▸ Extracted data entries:
** Begin **

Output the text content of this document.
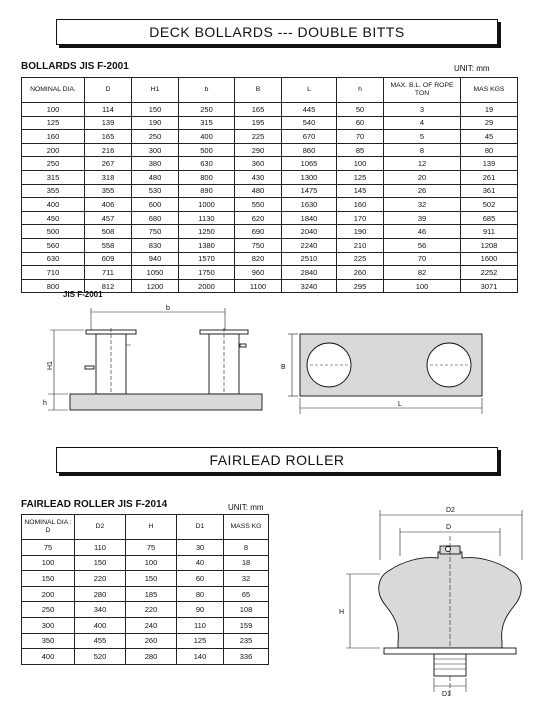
DECK BOLLARDS --- DOUBLE BITTS
BOLLARDS JIS F-2001	UNIT: mm
NOMINAL DIA.	D	H1	b	B	L	h	MAX. B.L. OF ROPE TON	MAS KGS
100	114	150	250	165	445	50	3	19
125	139	190	315	195	540	60	4	29
160	165	250	400	225	670	70	5	45
200	216	300	500	290	860	85	8	80
250	267	380	630	360	1065	100	12	139
315	318	480	800	430	1300	125	20	261
355	355	530	890	480	1475	145	26	361
400	406	600	1000	550	1630	160	32	502
450	457	680	1130	620	1840	170	39	685
500	508	750	1250	690	2040	190	46	911
560	558	830	1380	750	2240	210	56	1208
630	609	940	1570	820	2510	225	70	1600
710	711	1050	1750	960	2840	260	82	2252
800	812	1200	2000	1100	3240	295	100	3071
JIS F-2001
b
H1
h
B
L
FAIRLEAD ROLLER
FAIRLEAD ROLLER JIS F-2014	UNIT: mm
NOMINAL DIA : D	D2	H	D1	MASS KG
75	110	75	30	8
100	150	100	40	18
150	220	150	60	32
200	280	185	80	65
250	340	220	90	108
300	400	240	110	159
350	455	260	125	235
400	520	280	140	336
D2
D
H
D1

** End **

▸ Goal: Gather all the lines that include the word "ROLLER" and copy them out.

▸ Task response:
FAIRLEAD ROLLER
FAIRLEAD ROLLER JIS F-2014	UNIT: mm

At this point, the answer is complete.